WHAT TO WORK ON: Copy the records below exactly as they are written.

INFORMATION GIVEN:
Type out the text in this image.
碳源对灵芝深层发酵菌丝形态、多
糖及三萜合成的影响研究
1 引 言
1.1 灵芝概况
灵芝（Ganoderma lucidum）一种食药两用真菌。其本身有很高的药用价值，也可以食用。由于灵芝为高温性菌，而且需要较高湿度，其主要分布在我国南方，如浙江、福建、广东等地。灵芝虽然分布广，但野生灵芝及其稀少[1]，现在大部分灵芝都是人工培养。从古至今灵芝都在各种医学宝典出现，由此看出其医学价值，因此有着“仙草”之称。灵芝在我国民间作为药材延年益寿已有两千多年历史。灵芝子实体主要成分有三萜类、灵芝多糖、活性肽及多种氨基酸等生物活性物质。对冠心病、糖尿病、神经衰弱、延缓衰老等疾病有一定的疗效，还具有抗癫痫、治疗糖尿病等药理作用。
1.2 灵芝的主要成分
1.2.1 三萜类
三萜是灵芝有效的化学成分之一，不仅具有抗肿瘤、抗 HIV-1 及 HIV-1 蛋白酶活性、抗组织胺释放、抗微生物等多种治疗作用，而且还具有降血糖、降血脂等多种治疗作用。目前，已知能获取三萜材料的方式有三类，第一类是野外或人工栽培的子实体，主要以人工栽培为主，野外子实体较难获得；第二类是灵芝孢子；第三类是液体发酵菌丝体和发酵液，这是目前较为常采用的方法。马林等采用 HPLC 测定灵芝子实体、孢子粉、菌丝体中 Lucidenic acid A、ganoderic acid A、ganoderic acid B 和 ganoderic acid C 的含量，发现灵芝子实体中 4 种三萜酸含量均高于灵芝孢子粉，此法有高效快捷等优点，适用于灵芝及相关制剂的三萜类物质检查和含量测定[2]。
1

FULL ANSWER:
Type out the text in this image.
碳源对灵芝深层发酵菌丝形态、多
糖及三萜合成的影响研究
1 引 言
1.1 灵芝概况
灵芝（Ganoderma lucidum）一种食药两用真菌。其本身有很高的药用价值，也可以食用。由于灵芝为高温性菌，而且需要较高湿度，其主要分布在我国南方，如浙江、福建、广东等地。灵芝虽然分布广，但野生灵芝及其稀少[1]，现在大部分灵芝都是人工培养。从古至今灵芝都在各种医学宝典出现，由此看出其医学价值，因此有着“仙草”之称。灵芝在我国民间作为药材延年益寿已有两千多年历史。灵芝子实体主要成分有三萜类、灵芝多糖、活性肽及多种氨基酸等生物活性物质。对冠心病、糖尿病、神经衰弱、延缓衰老等疾病有一定的疗效，还具有抗癫痫、治疗糖尿病等药理作用。
1.2 灵芝的主要成分
1.2.1 三萜类
三萜是灵芝有效的化学成分之一，不仅具有抗肿瘤、抗 HIV-1 及 HIV-1 蛋白酶活性、抗组织胺释放、抗微生物等多种治疗作用，而且还具有降血糖、降血脂等多种治疗作用。目前，已知能获取三萜材料的方式有三类，第一类是野外或人工栽培的子实体，主要以人工栽培为主，野外子实体较难获得；第二类是灵芝孢子；第三类是液体发酵菌丝体和发酵液，这是目前较为常采用的方法。马林等采用 HPLC 测定灵芝子实体、孢子粉、菌丝体中 Lucidenic acid A、ganoderic acid A、ganoderic acid B 和 ganoderic acid C 的含量，发现灵芝子实体中 4 种三萜酸含量均高于灵芝孢子粉，此法有高效快捷等优点，适用于灵芝及相关制剂的三萜类物质检查和含量测定[2]。
1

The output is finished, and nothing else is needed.